■ Brief: I'd like the listing below copied exactly, with the images left out.

Top of Records shown

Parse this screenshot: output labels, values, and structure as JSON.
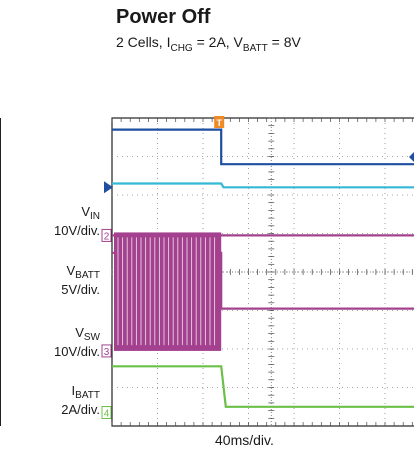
{
  "header": {
    "title": "Power Off",
    "subtitle": {
      "part1": "2 Cells, I",
      "part1_sub": "CHG",
      "part2": " = 2A, V",
      "part2_sub": "BATT",
      "part3": " = 8V"
    }
  },
  "channels": [
    {
      "name": "V",
      "name_sub": "IN",
      "scale": "10V/div.",
      "marker": "",
      "color": "#35b8d6"
    },
    {
      "name": "V",
      "name_sub": "BATT",
      "scale": "5V/div.",
      "marker": "2",
      "color": "#a3418f"
    },
    {
      "name": "V",
      "name_sub": "SW",
      "scale": "10V/div.",
      "marker": "3",
      "color": "#a3418f"
    },
    {
      "name": "I",
      "name_sub": "BATT",
      "scale": "2A/div.",
      "marker": "4",
      "color": "#6cc04a"
    }
  ],
  "timebase": "40ms/div.",
  "chart_data": {
    "type": "line",
    "x_unit": "div",
    "x_range": [
      0,
      10
    ],
    "trigger_marker": "T",
    "trigger_x_div": 2.4,
    "series": [
      {
        "name": "",
        "color": "#1f4fa0",
        "x": [
          0,
          2.4,
          2.4,
          3.0,
          10
        ],
        "y_div": [
          7.7,
          7.7,
          6.8,
          6.8,
          6.8
        ]
      },
      {
        "name": "VIN",
        "color": "#35b8d6",
        "x": [
          0,
          2.4,
          2.45,
          10
        ],
        "y_div": [
          6.3,
          6.3,
          6.2,
          6.2
        ]
      },
      {
        "name": "VBATT",
        "color": "#a3418f",
        "x": [
          0,
          2.4,
          10
        ],
        "y_div": [
          4.95,
          4.95,
          4.95
        ]
      },
      {
        "name": "VSW",
        "color": "#a3418f",
        "x": [
          0,
          2.4,
          2.4,
          10
        ],
        "y_div": [
          4.5,
          4.5,
          3.05,
          3.05
        ],
        "switching_until_div": 2.4
      },
      {
        "name": "IBATT",
        "color": "#6cc04a",
        "x": [
          0,
          2.4,
          2.5,
          10
        ],
        "y_div": [
          1.55,
          1.55,
          0.5,
          0.5
        ]
      }
    ]
  }
}
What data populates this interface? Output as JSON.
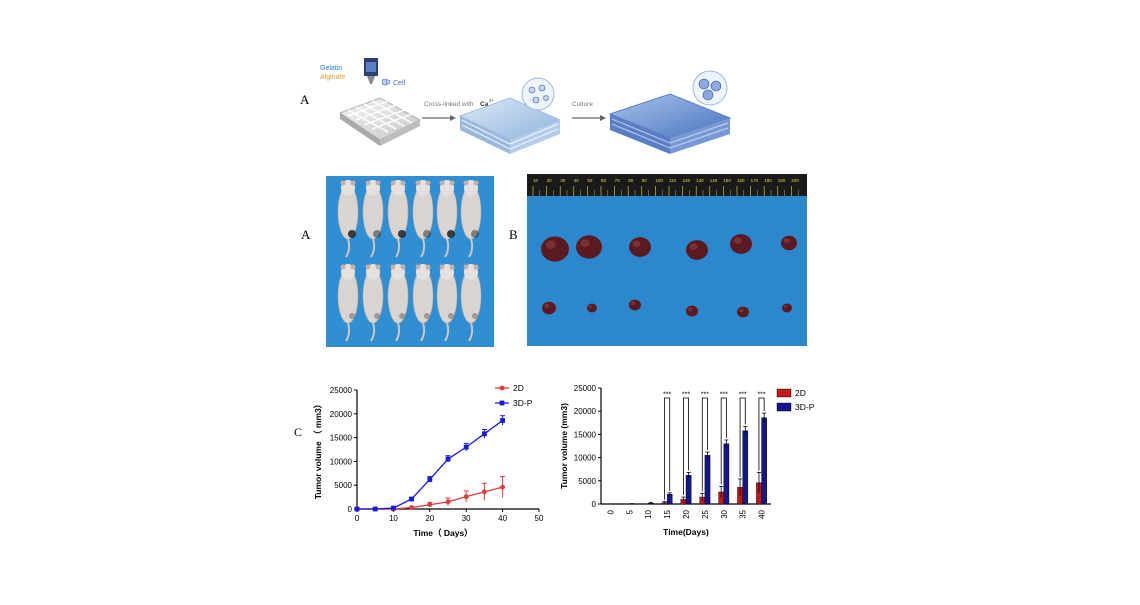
{
  "schematic": {
    "panel_label": "A",
    "gelatin": "Gelatin",
    "alginate": "Alginate",
    "cell": "Cell",
    "crosslink": "Cross-linked with",
    "ca": "Ca",
    "ca_sup": "2+",
    "culture": "Culture"
  },
  "photo_a": {
    "panel_label": "A"
  },
  "photo_b": {
    "panel_label": "B",
    "ruler_ticks": [
      "10",
      "20",
      "30",
      "40",
      "50",
      "60",
      "70",
      "80",
      "90",
      "100",
      "110",
      "120",
      "130",
      "140",
      "150",
      "160",
      "170",
      "180",
      "190",
      "200"
    ]
  },
  "panel_c_label": "C",
  "colors": {
    "2D": "#e23a3a",
    "3D-P": "#1a1adb",
    "bar2D": "#c21a1a",
    "bar3DP": "#15158c",
    "blue_bg": "#2f8fd2"
  },
  "chart_data": [
    {
      "type": "line",
      "xlabel": "Time（ Days）",
      "ylabel": "Tumor volume （ mm3）",
      "xlim": [
        0,
        50
      ],
      "ylim": [
        0,
        25000
      ],
      "xticks": [
        "0",
        "10",
        "20",
        "30",
        "40",
        "50"
      ],
      "yticks": [
        "0",
        "5000",
        "10000",
        "15000",
        "20000",
        "25000"
      ],
      "legend": "top-right",
      "x": [
        0,
        5,
        10,
        15,
        20,
        25,
        30,
        35,
        40
      ],
      "series": [
        {
          "name": "2D",
          "values": [
            0,
            0,
            0,
            300,
            900,
            1500,
            2600,
            3600,
            4600
          ],
          "errors": [
            0,
            0,
            0,
            200,
            500,
            800,
            1200,
            1800,
            2200
          ]
        },
        {
          "name": "3D-P",
          "values": [
            0,
            0,
            200,
            2100,
            6200,
            10500,
            13000,
            15800,
            18600
          ],
          "errors": [
            0,
            0,
            100,
            300,
            600,
            700,
            800,
            900,
            1000
          ]
        }
      ]
    },
    {
      "type": "bar",
      "xlabel": "Time(Days)",
      "ylabel": "Tumor volume (mm3)",
      "ylim": [
        0,
        25000
      ],
      "yticks": [
        "0",
        "5000",
        "10000",
        "15000",
        "20000",
        "25000"
      ],
      "categories": [
        "0",
        "5",
        "10",
        "15",
        "20",
        "25",
        "30",
        "35",
        "40"
      ],
      "legend": "top-right",
      "significance": [
        "",
        "",
        "",
        "***",
        "***",
        "***",
        "***",
        "***",
        "***"
      ],
      "series": [
        {
          "name": "2D",
          "values": [
            0,
            0,
            0,
            300,
            1000,
            1500,
            2600,
            3600,
            4600
          ],
          "errors": [
            0,
            0,
            0,
            200,
            500,
            800,
            1200,
            1800,
            2200
          ]
        },
        {
          "name": "3D-P",
          "values": [
            0,
            50,
            200,
            2100,
            6200,
            10500,
            13000,
            15800,
            18600
          ],
          "errors": [
            0,
            30,
            100,
            300,
            600,
            700,
            800,
            900,
            1000
          ]
        }
      ]
    }
  ]
}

Bottom of Records shown

■ Written solution:
Parse this screenshot: output labels, values, and structure as JSON.
{
  "header": {
    "title": "Power Off",
    "subtitle": {
      "part1": "2 Cells, I",
      "part1_sub": "CHG",
      "part2": " = 2A, V",
      "part2_sub": "BATT",
      "part3": " = 8V"
    }
  },
  "channels": [
    {
      "name": "V",
      "name_sub": "IN",
      "scale": "10V/div.",
      "marker": "",
      "color": "#35b8d6"
    },
    {
      "name": "V",
      "name_sub": "BATT",
      "scale": "5V/div.",
      "marker": "2",
      "color": "#a3418f"
    },
    {
      "name": "V",
      "name_sub": "SW",
      "scale": "10V/div.",
      "marker": "3",
      "color": "#a3418f"
    },
    {
      "name": "I",
      "name_sub": "BATT",
      "scale": "2A/div.",
      "marker": "4",
      "color": "#6cc04a"
    }
  ],
  "timebase": "40ms/div.",
  "chart_data": {
    "type": "line",
    "x_unit": "div",
    "x_range": [
      0,
      10
    ],
    "trigger_marker": "T",
    "trigger_x_div": 2.4,
    "series": [
      {
        "name": "",
        "color": "#1f4fa0",
        "x": [
          0,
          2.4,
          2.4,
          3.0,
          10
        ],
        "y_div": [
          7.7,
          7.7,
          6.8,
          6.8,
          6.8
        ]
      },
      {
        "name": "VIN",
        "color": "#35b8d6",
        "x": [
          0,
          2.4,
          2.45,
          10
        ],
        "y_div": [
          6.3,
          6.3,
          6.2,
          6.2
        ]
      },
      {
        "name": "VBATT",
        "color": "#a3418f",
        "x": [
          0,
          2.4,
          10
        ],
        "y_div": [
          4.95,
          4.95,
          4.95
        ]
      },
      {
        "name": "VSW",
        "color": "#a3418f",
        "x": [
          0,
          2.4,
          2.4,
          10
        ],
        "y_div": [
          4.5,
          4.5,
          3.05,
          3.05
        ],
        "switching_until_div": 2.4
      },
      {
        "name": "IBATT",
        "color": "#6cc04a",
        "x": [
          0,
          2.4,
          2.5,
          10
        ],
        "y_div": [
          1.55,
          1.55,
          0.5,
          0.5
        ]
      }
    ]
  }
}
What data populates this interface? Output as JSON.
{
  "schematic": {
    "panel_label": "A",
    "gelatin": "Gelatin",
    "alginate": "Alginate",
    "cell": "Cell",
    "crosslink": "Cross-linked with",
    "ca": "Ca",
    "ca_sup": "2+",
    "culture": "Culture"
  },
  "photo_a": {
    "panel_label": "A"
  },
  "photo_b": {
    "panel_label": "B",
    "ruler_ticks": [
      "10",
      "20",
      "30",
      "40",
      "50",
      "60",
      "70",
      "80",
      "90",
      "100",
      "110",
      "120",
      "130",
      "140",
      "150",
      "160",
      "170",
      "180",
      "190",
      "200"
    ]
  },
  "panel_c_label": "C",
  "colors": {
    "2D": "#e23a3a",
    "3D-P": "#1a1adb",
    "bar2D": "#c21a1a",
    "bar3DP": "#15158c",
    "blue_bg": "#2f8fd2"
  },
  "chart_data": [
    {
      "type": "line",
      "xlabel": "Time（ Days）",
      "ylabel": "Tumor volume （ mm3）",
      "xlim": [
        0,
        50
      ],
      "ylim": [
        0,
        25000
      ],
      "xticks": [
        "0",
        "10",
        "20",
        "30",
        "40",
        "50"
      ],
      "yticks": [
        "0",
        "5000",
        "10000",
        "15000",
        "20000",
        "25000"
      ],
      "legend": "top-right",
      "x": [
        0,
        5,
        10,
        15,
        20,
        25,
        30,
        35,
        40
      ],
      "series": [
        {
          "name": "2D",
          "values": [
            0,
            0,
            0,
            300,
            900,
            1500,
            2600,
            3600,
            4600
          ],
          "errors": [
            0,
            0,
            0,
            200,
            500,
            800,
            1200,
            1800,
            2200
          ]
        },
        {
          "name": "3D-P",
          "values": [
            0,
            0,
            200,
            2100,
            6200,
            10500,
            13000,
            15800,
            18600
          ],
          "errors": [
            0,
            0,
            100,
            300,
            600,
            700,
            800,
            900,
            1000
          ]
        }
      ]
    },
    {
      "type": "bar",
      "xlabel": "Time(Days)",
      "ylabel": "Tumor volume (mm3)",
      "ylim": [
        0,
        25000
      ],
      "yticks": [
        "0",
        "5000",
        "10000",
        "15000",
        "20000",
        "25000"
      ],
      "categories": [
        "0",
        "5",
        "10",
        "15",
        "20",
        "25",
        "30",
        "35",
        "40"
      ],
      "legend": "top-right",
      "significance": [
        "",
        "",
        "",
        "***",
        "***",
        "***",
        "***",
        "***",
        "***"
      ],
      "series": [
        {
          "name": "2D",
          "values": [
            0,
            0,
            0,
            300,
            1000,
            1500,
            2600,
            3600,
            4600
          ],
          "errors": [
            0,
            0,
            0,
            200,
            500,
            800,
            1200,
            1800,
            2200
          ]
        },
        {
          "name": "3D-P",
          "values": [
            0,
            50,
            200,
            2100,
            6200,
            10500,
            13000,
            15800,
            18600
          ],
          "errors": [
            0,
            30,
            100,
            300,
            600,
            700,
            800,
            900,
            1000
          ]
        }
      ]
    }
  ]
}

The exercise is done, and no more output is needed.